> **JOB**
Read the records and write them out again exactly.

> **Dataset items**
--------------------------------------------------
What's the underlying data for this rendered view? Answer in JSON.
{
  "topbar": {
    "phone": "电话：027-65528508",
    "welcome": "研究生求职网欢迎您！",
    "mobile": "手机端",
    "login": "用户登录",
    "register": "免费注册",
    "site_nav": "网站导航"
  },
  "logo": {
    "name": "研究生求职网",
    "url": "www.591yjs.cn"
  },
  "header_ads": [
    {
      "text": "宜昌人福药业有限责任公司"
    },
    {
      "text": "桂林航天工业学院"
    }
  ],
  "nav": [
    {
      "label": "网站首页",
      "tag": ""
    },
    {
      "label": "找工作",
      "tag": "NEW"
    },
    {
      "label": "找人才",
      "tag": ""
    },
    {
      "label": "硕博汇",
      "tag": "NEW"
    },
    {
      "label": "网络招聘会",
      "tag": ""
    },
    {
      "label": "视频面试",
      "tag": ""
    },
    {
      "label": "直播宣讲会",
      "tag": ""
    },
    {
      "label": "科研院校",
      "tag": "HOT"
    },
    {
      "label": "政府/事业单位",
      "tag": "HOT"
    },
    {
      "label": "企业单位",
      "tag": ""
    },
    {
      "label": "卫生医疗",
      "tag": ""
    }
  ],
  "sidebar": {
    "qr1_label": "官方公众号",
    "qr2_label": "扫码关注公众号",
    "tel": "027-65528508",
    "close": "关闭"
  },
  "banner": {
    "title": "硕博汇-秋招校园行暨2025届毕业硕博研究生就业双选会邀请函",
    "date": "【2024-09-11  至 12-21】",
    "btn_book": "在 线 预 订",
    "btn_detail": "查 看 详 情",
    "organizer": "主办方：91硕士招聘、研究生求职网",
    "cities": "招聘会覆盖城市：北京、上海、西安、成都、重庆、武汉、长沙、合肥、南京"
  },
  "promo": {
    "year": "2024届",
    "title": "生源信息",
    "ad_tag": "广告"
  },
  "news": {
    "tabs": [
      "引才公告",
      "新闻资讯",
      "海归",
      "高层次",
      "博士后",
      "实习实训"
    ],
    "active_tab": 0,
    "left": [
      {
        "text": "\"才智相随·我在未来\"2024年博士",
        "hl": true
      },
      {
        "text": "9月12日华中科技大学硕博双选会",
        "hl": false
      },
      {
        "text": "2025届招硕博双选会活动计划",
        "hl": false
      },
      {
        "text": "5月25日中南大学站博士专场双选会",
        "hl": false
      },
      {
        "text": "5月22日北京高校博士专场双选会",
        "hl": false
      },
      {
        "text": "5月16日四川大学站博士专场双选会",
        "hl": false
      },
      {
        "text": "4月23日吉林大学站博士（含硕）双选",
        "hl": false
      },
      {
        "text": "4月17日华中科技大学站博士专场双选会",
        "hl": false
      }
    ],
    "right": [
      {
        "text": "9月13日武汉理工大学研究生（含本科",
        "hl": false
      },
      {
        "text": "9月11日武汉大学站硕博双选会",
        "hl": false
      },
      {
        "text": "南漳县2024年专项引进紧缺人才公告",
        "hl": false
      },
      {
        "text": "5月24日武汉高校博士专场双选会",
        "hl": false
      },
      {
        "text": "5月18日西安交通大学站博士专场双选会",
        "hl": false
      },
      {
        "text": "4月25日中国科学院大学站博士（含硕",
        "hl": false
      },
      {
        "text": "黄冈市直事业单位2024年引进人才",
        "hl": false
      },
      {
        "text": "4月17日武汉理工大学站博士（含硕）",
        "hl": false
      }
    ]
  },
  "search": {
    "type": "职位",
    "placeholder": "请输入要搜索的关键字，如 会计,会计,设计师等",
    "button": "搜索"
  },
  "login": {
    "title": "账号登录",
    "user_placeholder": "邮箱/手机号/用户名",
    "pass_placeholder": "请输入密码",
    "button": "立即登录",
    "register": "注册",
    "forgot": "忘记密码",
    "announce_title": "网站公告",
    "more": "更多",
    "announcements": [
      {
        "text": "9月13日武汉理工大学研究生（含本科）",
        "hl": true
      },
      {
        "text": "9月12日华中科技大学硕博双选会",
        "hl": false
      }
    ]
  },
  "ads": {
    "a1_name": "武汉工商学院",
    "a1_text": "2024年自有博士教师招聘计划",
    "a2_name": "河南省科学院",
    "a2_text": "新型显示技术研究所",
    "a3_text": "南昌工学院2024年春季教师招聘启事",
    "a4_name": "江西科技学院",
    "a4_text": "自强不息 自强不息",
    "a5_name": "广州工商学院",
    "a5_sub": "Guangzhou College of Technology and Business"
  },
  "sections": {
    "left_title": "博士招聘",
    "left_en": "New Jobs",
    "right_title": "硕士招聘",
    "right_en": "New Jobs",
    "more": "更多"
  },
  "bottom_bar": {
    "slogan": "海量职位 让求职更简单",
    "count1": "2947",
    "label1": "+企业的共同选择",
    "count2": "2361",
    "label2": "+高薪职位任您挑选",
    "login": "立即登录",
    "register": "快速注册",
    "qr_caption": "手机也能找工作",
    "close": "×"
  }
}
--------------------------------------------------
> **EXERCISE RESPONSE**
What's the underlying data for this rendered view? Answer in JSON.
{
  "topbar": {
    "phone": "电话：027-65528508",
    "welcome": "研究生求职网欢迎您！",
    "mobile": "手机端",
    "login": "用户登录",
    "register": "免费注册",
    "site_nav": "网站导航"
  },
  "logo": {
    "name": "研究生求职网",
    "url": "www.591yjs.cn"
  },
  "header_ads": [
    {
      "text": "宜昌人福药业有限责任公司"
    },
    {
      "text": "桂林航天工业学院"
    }
  ],
  "nav": [
    {
      "label": "网站首页",
      "tag": ""
    },
    {
      "label": "找工作",
      "tag": "NEW"
    },
    {
      "label": "找人才",
      "tag": ""
    },
    {
      "label": "硕博汇",
      "tag": "NEW"
    },
    {
      "label": "网络招聘会",
      "tag": ""
    },
    {
      "label": "视频面试",
      "tag": ""
    },
    {
      "label": "直播宣讲会",
      "tag": ""
    },
    {
      "label": "科研院校",
      "tag": "HOT"
    },
    {
      "label": "政府/事业单位",
      "tag": "HOT"
    },
    {
      "label": "企业单位",
      "tag": ""
    },
    {
      "label": "卫生医疗",
      "tag": ""
    }
  ],
  "sidebar": {
    "qr1_label": "官方公众号",
    "qr2_label": "扫码关注公众号",
    "tel": "027-65528508",
    "close": "关闭"
  },
  "banner": {
    "title": "硕博汇-秋招校园行暨2025届毕业硕博研究生就业双选会邀请函",
    "date": "【2024-09-11  至 12-21】",
    "btn_book": "在 线 预 订",
    "btn_detail": "查 看 详 情",
    "organizer": "主办方：91硕士招聘、研究生求职网",
    "cities": "招聘会覆盖城市：北京、上海、西安、成都、重庆、武汉、长沙、合肥、南京"
  },
  "promo": {
    "year": "2024届",
    "title": "生源信息",
    "ad_tag": "广告"
  },
  "news": {
    "tabs": [
      "引才公告",
      "新闻资讯",
      "海归",
      "高层次",
      "博士后",
      "实习实训"
    ],
    "active_tab": 0,
    "left": [
      {
        "text": "\"才智相随·我在未来\"2024年博士",
        "hl": true
      },
      {
        "text": "9月12日华中科技大学硕博双选会",
        "hl": false
      },
      {
        "text": "2025届招硕博双选会活动计划",
        "hl": false
      },
      {
        "text": "5月25日中南大学站博士专场双选会",
        "hl": false
      },
      {
        "text": "5月22日北京高校博士专场双选会",
        "hl": false
      },
      {
        "text": "5月16日四川大学站博士专场双选会",
        "hl": false
      },
      {
        "text": "4月23日吉林大学站博士（含硕）双选",
        "hl": false
      },
      {
        "text": "4月17日华中科技大学站博士专场双选会",
        "hl": false
      }
    ],
    "right": [
      {
        "text": "9月13日武汉理工大学研究生（含本科",
        "hl": false
      },
      {
        "text": "9月11日武汉大学站硕博双选会",
        "hl": false
      },
      {
        "text": "南漳县2024年专项引进紧缺人才公告",
        "hl": false
      },
      {
        "text": "5月24日武汉高校博士专场双选会",
        "hl": false
      },
      {
        "text": "5月18日西安交通大学站博士专场双选会",
        "hl": false
      },
      {
        "text": "4月25日中国科学院大学站博士（含硕",
        "hl": false
      },
      {
        "text": "黄冈市直事业单位2024年引进人才",
        "hl": false
      },
      {
        "text": "4月17日武汉理工大学站博士（含硕）",
        "hl": false
      }
    ]
  },
  "search": {
    "type": "职位",
    "placeholder": "请输入要搜索的关键字，如 会计,会计,设计师等",
    "button": "搜索"
  },
  "login": {
    "title": "账号登录",
    "user_placeholder": "邮箱/手机号/用户名",
    "pass_placeholder": "请输入密码",
    "button": "立即登录",
    "register": "注册",
    "forgot": "忘记密码",
    "announce_title": "网站公告",
    "more": "更多",
    "announcements": [
      {
        "text": "9月13日武汉理工大学研究生（含本科）",
        "hl": true
      },
      {
        "text": "9月12日华中科技大学硕博双选会",
        "hl": false
      }
    ]
  },
  "ads": {
    "a1_name": "武汉工商学院",
    "a1_text": "2024年自有博士教师招聘计划",
    "a2_name": "河南省科学院",
    "a2_text": "新型显示技术研究所",
    "a3_text": "南昌工学院2024年春季教师招聘启事",
    "a4_name": "江西科技学院",
    "a4_text": "自强不息 自强不息",
    "a5_name": "广州工商学院",
    "a5_sub": "Guangzhou College of Technology and Business"
  },
  "sections": {
    "left_title": "博士招聘",
    "left_en": "New Jobs",
    "right_title": "硕士招聘",
    "right_en": "New Jobs",
    "more": "更多"
  },
  "bottom_bar": {
    "slogan": "海量职位 让求职更简单",
    "count1": "2947",
    "label1": "+企业的共同选择",
    "count2": "2361",
    "label2": "+高薪职位任您挑选",
    "login": "立即登录",
    "register": "快速注册",
    "qr_caption": "手机也能找工作",
    "close": "×"
  }
}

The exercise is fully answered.